◆ **Dataset content**
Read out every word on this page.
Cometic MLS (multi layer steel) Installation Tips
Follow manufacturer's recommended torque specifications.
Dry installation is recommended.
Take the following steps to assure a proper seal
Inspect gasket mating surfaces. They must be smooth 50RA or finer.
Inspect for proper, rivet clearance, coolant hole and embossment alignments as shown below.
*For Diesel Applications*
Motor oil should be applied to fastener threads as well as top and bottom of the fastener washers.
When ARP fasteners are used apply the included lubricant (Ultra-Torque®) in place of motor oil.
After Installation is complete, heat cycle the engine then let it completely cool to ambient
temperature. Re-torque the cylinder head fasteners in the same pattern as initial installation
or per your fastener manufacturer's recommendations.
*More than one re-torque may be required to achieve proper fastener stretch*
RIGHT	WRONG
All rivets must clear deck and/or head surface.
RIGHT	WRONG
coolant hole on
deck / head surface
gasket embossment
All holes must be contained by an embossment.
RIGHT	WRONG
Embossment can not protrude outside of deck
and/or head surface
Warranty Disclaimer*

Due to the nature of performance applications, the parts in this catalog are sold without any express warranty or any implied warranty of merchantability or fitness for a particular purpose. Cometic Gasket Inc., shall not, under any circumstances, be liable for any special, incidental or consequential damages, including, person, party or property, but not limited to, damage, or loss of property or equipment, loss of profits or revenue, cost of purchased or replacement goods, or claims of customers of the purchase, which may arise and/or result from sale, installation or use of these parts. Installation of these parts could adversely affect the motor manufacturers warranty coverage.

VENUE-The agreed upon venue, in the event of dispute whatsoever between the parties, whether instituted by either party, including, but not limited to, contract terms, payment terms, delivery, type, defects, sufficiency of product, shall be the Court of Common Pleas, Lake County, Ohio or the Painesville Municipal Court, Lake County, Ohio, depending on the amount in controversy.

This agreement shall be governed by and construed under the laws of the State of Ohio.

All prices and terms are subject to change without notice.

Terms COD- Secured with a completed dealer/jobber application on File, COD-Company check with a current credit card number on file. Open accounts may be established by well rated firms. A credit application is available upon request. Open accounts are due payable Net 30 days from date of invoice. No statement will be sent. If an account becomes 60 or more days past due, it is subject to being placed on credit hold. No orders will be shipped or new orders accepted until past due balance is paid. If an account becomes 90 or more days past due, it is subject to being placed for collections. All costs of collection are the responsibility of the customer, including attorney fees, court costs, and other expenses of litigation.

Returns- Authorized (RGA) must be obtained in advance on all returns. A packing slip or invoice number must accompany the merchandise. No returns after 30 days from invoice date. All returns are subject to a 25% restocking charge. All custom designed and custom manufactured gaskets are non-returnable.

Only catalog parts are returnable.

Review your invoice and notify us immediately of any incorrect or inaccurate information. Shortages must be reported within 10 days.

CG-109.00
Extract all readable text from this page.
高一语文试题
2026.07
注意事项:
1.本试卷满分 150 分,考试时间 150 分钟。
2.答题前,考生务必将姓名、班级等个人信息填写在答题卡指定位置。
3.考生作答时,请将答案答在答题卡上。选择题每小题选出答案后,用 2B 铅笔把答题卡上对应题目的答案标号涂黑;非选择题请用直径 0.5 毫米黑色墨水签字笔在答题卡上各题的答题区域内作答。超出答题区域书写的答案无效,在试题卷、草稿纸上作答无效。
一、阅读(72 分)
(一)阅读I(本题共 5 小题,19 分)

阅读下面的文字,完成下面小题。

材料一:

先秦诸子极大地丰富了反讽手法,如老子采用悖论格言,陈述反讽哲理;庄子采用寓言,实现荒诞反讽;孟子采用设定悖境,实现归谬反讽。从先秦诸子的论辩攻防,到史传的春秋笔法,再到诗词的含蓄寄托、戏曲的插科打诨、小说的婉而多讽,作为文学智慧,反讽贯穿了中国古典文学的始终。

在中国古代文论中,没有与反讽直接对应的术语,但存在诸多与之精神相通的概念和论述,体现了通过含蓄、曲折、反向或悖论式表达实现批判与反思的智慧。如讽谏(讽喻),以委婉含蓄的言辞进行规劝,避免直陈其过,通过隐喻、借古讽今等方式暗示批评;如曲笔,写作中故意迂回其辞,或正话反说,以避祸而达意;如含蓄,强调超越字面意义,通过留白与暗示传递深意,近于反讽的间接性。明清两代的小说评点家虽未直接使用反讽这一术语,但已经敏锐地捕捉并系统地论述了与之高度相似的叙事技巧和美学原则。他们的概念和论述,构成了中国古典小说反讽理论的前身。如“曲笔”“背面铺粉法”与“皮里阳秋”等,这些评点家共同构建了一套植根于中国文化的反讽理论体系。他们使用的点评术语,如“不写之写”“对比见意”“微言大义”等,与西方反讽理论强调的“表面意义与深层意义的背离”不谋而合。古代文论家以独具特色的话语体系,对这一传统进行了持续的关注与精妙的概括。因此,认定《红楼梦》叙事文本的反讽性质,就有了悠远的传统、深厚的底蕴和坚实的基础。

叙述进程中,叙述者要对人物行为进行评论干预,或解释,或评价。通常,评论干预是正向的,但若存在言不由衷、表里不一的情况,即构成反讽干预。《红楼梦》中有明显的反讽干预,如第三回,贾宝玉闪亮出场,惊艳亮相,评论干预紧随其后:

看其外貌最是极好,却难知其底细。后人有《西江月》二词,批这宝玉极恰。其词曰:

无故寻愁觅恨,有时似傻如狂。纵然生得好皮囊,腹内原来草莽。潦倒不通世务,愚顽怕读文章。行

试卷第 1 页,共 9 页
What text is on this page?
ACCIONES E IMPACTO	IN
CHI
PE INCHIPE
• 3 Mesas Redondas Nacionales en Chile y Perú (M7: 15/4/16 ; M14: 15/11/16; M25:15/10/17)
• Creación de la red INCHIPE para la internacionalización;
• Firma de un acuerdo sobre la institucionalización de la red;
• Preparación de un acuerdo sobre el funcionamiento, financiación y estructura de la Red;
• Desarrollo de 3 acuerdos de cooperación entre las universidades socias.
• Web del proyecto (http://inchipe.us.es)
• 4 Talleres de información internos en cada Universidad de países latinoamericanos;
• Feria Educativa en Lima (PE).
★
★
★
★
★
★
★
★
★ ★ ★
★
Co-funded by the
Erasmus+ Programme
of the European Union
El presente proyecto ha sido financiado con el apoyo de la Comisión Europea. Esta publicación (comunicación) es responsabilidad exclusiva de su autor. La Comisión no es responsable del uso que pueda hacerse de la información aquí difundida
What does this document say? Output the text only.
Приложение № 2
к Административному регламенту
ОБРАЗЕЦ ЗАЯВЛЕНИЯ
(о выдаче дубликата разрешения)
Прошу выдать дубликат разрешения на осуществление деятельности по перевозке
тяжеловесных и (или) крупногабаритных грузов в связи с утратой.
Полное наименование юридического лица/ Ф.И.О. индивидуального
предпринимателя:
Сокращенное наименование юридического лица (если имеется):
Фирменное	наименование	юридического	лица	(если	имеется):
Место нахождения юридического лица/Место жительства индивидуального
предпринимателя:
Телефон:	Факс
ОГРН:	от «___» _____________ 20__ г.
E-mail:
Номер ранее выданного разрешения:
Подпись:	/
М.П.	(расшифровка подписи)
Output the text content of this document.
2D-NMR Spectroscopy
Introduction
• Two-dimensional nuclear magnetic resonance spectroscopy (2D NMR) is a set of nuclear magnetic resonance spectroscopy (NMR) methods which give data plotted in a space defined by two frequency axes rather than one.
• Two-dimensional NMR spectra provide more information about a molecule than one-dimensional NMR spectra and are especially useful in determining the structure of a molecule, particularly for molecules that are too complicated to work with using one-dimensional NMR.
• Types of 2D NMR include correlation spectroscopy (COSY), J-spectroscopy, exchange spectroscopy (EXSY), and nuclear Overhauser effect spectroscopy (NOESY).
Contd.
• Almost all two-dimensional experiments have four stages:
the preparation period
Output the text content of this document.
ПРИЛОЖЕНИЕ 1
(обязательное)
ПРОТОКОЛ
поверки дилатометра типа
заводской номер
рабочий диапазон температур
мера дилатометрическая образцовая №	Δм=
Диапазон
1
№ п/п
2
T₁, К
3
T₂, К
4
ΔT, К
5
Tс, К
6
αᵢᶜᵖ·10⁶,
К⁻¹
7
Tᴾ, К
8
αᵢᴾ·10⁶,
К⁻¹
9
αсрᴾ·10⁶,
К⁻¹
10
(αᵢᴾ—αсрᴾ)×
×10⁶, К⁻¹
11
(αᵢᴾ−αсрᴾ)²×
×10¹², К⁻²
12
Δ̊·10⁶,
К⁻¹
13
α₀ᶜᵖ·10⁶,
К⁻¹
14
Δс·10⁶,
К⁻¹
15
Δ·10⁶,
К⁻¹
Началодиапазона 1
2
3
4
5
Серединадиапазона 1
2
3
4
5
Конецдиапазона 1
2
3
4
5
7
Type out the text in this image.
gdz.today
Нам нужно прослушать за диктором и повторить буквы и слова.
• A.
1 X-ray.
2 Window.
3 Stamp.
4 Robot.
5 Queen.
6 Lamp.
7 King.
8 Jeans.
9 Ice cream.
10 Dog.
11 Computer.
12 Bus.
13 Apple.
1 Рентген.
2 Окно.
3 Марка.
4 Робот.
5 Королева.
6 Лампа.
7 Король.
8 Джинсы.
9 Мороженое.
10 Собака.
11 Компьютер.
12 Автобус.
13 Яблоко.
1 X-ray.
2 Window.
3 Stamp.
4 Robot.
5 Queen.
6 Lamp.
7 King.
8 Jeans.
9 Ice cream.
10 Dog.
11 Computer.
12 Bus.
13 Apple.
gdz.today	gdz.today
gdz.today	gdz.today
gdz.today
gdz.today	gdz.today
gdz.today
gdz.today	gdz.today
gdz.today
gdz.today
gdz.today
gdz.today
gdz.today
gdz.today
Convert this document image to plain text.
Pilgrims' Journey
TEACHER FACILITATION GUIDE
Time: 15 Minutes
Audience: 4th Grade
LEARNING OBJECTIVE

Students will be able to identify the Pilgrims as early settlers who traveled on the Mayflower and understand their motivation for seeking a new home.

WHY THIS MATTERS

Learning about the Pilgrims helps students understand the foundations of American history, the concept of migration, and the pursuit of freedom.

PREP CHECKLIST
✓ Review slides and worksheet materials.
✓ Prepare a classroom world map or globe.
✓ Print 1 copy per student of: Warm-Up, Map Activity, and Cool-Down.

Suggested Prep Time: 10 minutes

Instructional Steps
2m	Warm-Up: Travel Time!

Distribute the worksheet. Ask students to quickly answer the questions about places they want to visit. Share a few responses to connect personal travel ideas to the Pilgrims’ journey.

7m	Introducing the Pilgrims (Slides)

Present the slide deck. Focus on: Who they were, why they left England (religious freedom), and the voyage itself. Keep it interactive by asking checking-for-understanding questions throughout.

◆ **Requirements**
Copy down every line of the entries containing the word "image".

◆ **Solved exercise**
Type out the text in this image.
Convert this document image to plain text.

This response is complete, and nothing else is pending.